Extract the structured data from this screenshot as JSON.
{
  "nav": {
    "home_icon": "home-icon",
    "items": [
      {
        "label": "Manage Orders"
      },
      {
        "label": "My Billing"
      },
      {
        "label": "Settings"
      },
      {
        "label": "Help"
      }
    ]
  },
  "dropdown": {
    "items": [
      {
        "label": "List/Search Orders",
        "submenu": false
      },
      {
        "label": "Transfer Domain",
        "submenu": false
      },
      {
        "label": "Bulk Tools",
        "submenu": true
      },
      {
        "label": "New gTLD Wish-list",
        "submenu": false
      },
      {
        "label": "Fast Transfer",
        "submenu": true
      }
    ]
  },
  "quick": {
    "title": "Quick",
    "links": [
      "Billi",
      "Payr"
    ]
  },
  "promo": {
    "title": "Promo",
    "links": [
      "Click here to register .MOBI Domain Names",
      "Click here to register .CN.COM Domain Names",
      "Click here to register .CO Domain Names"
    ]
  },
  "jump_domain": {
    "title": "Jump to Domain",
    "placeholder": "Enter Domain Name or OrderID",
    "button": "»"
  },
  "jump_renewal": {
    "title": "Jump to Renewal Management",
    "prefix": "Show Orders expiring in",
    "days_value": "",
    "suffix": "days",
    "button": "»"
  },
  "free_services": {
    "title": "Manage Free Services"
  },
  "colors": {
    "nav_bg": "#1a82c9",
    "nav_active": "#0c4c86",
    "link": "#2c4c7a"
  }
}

Written task: Above are the records; retype them all without a single difference.

Written answer:
Extract the structured data from this screenshot as JSON.
{
  "nav": {
    "home_icon": "home-icon",
    "items": [
      {
        "label": "Manage Orders"
      },
      {
        "label": "My Billing"
      },
      {
        "label": "Settings"
      },
      {
        "label": "Help"
      }
    ]
  },
  "dropdown": {
    "items": [
      {
        "label": "List/Search Orders",
        "submenu": false
      },
      {
        "label": "Transfer Domain",
        "submenu": false
      },
      {
        "label": "Bulk Tools",
        "submenu": true
      },
      {
        "label": "New gTLD Wish-list",
        "submenu": false
      },
      {
        "label": "Fast Transfer",
        "submenu": true
      }
    ]
  },
  "quick": {
    "title": "Quick",
    "links": [
      "Billi",
      "Payr"
    ]
  },
  "promo": {
    "title": "Promo",
    "links": [
      "Click here to register .MOBI Domain Names",
      "Click here to register .CN.COM Domain Names",
      "Click here to register .CO Domain Names"
    ]
  },
  "jump_domain": {
    "title": "Jump to Domain",
    "placeholder": "Enter Domain Name or OrderID",
    "button": "»"
  },
  "jump_renewal": {
    "title": "Jump to Renewal Management",
    "prefix": "Show Orders expiring in",
    "days_value": "",
    "suffix": "days",
    "button": "»"
  },
  "free_services": {
    "title": "Manage Free Services"
  },
  "colors": {
    "nav_bg": "#1a82c9",
    "nav_active": "#0c4c86",
    "link": "#2c4c7a"
  }
}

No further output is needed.